- _Provided records_:
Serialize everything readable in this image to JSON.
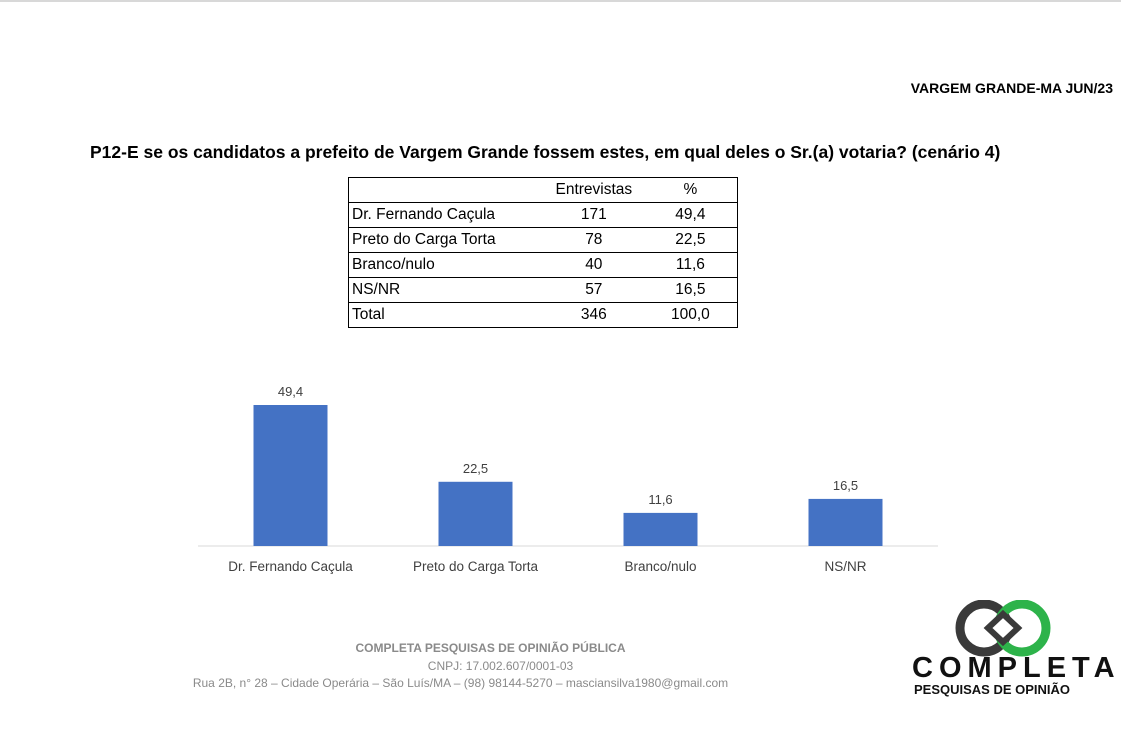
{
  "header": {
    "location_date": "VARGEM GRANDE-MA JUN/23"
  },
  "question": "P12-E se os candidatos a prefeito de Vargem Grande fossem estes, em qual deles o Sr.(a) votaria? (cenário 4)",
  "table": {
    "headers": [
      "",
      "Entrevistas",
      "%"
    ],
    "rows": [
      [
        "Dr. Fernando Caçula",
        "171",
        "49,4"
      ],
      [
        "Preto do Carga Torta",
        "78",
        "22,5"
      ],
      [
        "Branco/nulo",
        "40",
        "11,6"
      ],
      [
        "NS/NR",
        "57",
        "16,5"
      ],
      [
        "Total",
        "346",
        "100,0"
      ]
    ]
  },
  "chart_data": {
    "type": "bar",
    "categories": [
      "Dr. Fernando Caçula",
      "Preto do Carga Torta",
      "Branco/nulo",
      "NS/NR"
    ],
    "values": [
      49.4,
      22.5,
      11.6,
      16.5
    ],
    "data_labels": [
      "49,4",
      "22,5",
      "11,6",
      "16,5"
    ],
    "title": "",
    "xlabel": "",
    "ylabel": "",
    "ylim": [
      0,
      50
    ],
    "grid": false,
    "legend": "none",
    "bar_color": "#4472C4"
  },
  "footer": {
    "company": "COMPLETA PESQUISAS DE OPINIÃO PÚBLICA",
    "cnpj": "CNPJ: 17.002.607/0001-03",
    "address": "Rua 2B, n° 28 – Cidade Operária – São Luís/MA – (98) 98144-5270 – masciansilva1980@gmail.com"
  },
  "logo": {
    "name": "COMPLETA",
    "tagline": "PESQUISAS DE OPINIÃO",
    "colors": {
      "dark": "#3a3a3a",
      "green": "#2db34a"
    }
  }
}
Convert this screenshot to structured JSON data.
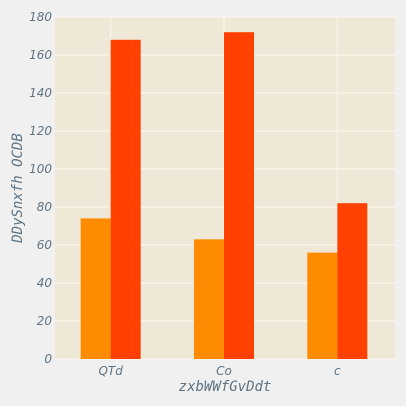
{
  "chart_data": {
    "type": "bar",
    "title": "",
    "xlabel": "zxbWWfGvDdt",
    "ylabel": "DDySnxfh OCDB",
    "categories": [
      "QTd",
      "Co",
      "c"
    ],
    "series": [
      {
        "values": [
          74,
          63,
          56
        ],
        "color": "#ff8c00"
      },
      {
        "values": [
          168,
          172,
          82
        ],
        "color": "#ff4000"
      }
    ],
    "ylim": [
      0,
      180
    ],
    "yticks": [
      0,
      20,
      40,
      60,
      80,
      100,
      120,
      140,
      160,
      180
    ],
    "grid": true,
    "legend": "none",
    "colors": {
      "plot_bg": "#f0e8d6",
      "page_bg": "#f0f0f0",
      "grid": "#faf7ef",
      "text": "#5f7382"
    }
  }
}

- _Stated exercise_: Exactly reproduce each record, leaving out any pictures.

- _Output below_:
Serialize everything readable in this image to JSON.
{
  "header": {
    "location_date": "VARGEM GRANDE-MA JUN/23"
  },
  "question": "P12-E se os candidatos a prefeito de Vargem Grande fossem estes, em qual deles o Sr.(a) votaria? (cenário 4)",
  "table": {
    "headers": [
      "",
      "Entrevistas",
      "%"
    ],
    "rows": [
      [
        "Dr. Fernando Caçula",
        "171",
        "49,4"
      ],
      [
        "Preto do Carga Torta",
        "78",
        "22,5"
      ],
      [
        "Branco/nulo",
        "40",
        "11,6"
      ],
      [
        "NS/NR",
        "57",
        "16,5"
      ],
      [
        "Total",
        "346",
        "100,0"
      ]
    ]
  },
  "chart_data": {
    "type": "bar",
    "categories": [
      "Dr. Fernando Caçula",
      "Preto do Carga Torta",
      "Branco/nulo",
      "NS/NR"
    ],
    "values": [
      49.4,
      22.5,
      11.6,
      16.5
    ],
    "data_labels": [
      "49,4",
      "22,5",
      "11,6",
      "16,5"
    ],
    "title": "",
    "xlabel": "",
    "ylabel": "",
    "ylim": [
      0,
      50
    ],
    "grid": false,
    "legend": "none",
    "bar_color": "#4472C4"
  },
  "footer": {
    "company": "COMPLETA PESQUISAS DE OPINIÃO PÚBLICA",
    "cnpj": "CNPJ: 17.002.607/0001-03",
    "address": "Rua 2B, n° 28 – Cidade Operária – São Luís/MA – (98) 98144-5270 – masciansilva1980@gmail.com"
  },
  "logo": {
    "name": "COMPLETA",
    "tagline": "PESQUISAS DE OPINIÃO",
    "colors": {
      "dark": "#3a3a3a",
      "green": "#2db34a"
    }
  }
}
Convert this screenshot to structured JSON data.
{
  "chart_data": {
    "type": "bar",
    "title": "",
    "xlabel": "zxbWWfGvDdt",
    "ylabel": "DDySnxfh OCDB",
    "categories": [
      "QTd",
      "Co",
      "c"
    ],
    "series": [
      {
        "values": [
          74,
          63,
          56
        ],
        "color": "#ff8c00"
      },
      {
        "values": [
          168,
          172,
          82
        ],
        "color": "#ff4000"
      }
    ],
    "ylim": [
      0,
      180
    ],
    "yticks": [
      0,
      20,
      40,
      60,
      80,
      100,
      120,
      140,
      160,
      180
    ],
    "grid": true,
    "legend": "none",
    "colors": {
      "plot_bg": "#f0e8d6",
      "page_bg": "#f0f0f0",
      "grid": "#faf7ef",
      "text": "#5f7382"
    }
  }
}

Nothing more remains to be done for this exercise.